◆ Objective
Could you write out the records below exactly as they appear, leaving out any pictures?

==== Record list ====

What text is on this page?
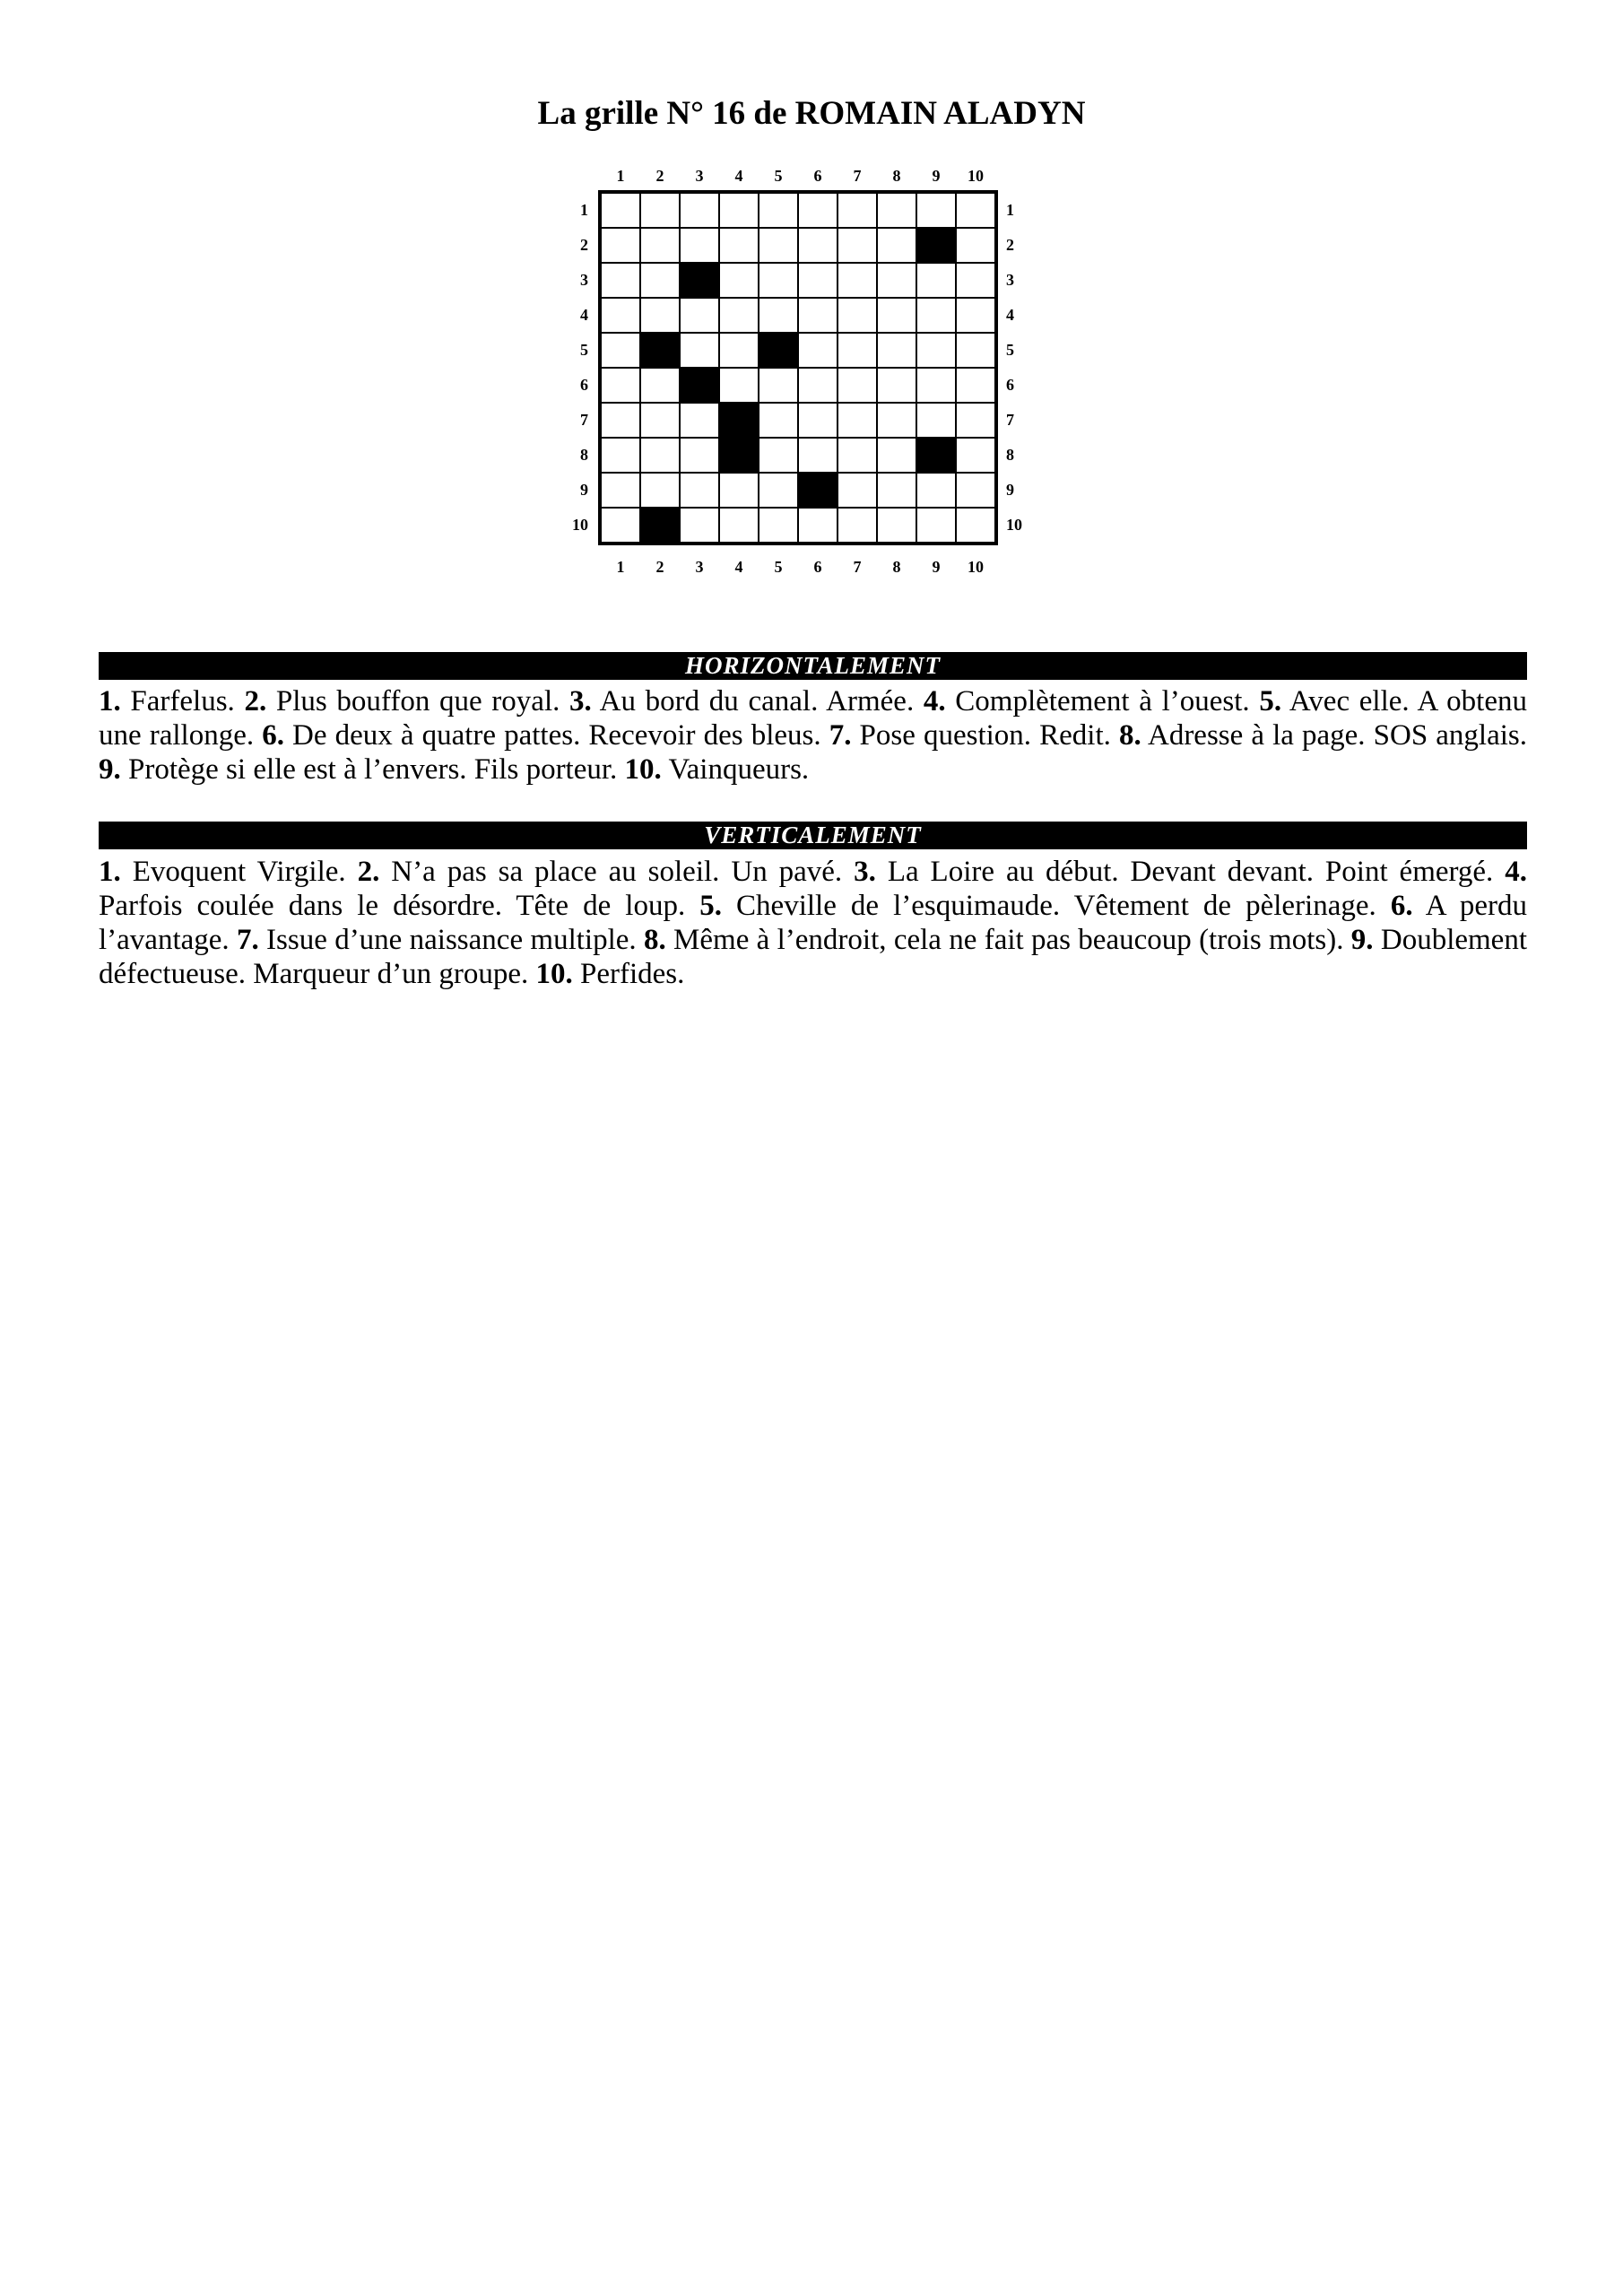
La grille N° 16 de ROMAIN ALADYN
1	2	3	4	5	6	7	8	9	10
1
2
3
4
5
6
7
8
9
10
1
2
3
4
5
6
7
8
9
10
1	2	3	4	5	6	7	8	9	10
HORIZONTALEMENT
1. Farfelus. 2. Plus bouffon que royal. 3. Au bord du canal. Armée. 4. Complètement à l’ouest. 5. Avec elle. A obtenu une rallonge. 6. De deux à quatre pattes. Recevoir des bleus. 7. Pose question. Redit. 8. Adresse à la page. SOS anglais. 9. Protège si elle est à l’envers. Fils porteur. 10. Vainqueurs.
VERTICALEMENT
1. Evoquent Virgile. 2. N’a pas sa place au soleil. Un pavé. 3. La Loire au début. Devant devant. Point émergé. 4. Parfois coulée dans le désordre. Tête de loup. 5. Cheville de l’esquimaude. Vêtement de pèlerinage. 6. A perdu l’avantage. 7. Issue d’une naissance multiple. 8. Même à l’endroit, cela ne fait pas beaucoup (trois mots). 9. Doublement défectueuse. Marqueur d’un groupe. 10. Perfides.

====

◆ Correct answer
What text is on this page?
La grille N° 16 de ROMAIN ALADYN
1	2	3	4	5	6	7	8	9	10
1
2
3
4
5
6
7
8
9
10
1
2
3
4
5
6
7
8
9
10
1	2	3	4	5	6	7	8	9	10
HORIZONTALEMENT
1. Farfelus. 2. Plus bouffon que royal. 3. Au bord du canal. Armée. 4. Complètement à l’ouest. 5. Avec elle. A obtenu une rallonge. 6. De deux à quatre pattes. Recevoir des bleus. 7. Pose question. Redit. 8. Adresse à la page. SOS anglais. 9. Protège si elle est à l’envers. Fils porteur. 10. Vainqueurs.
VERTICALEMENT
1. Evoquent Virgile. 2. N’a pas sa place au soleil. Un pavé. 3. La Loire au début. Devant devant. Point émergé. 4. Parfois coulée dans le désordre. Tête de loup. 5. Cheville de l’esquimaude. Vêtement de pèlerinage. 6. A perdu l’avantage. 7. Issue d’une naissance multiple. 8. Même à l’endroit, cela ne fait pas beaucoup (trois mots). 9. Doublement défectueuse. Marqueur d’un groupe. 10. Perfides.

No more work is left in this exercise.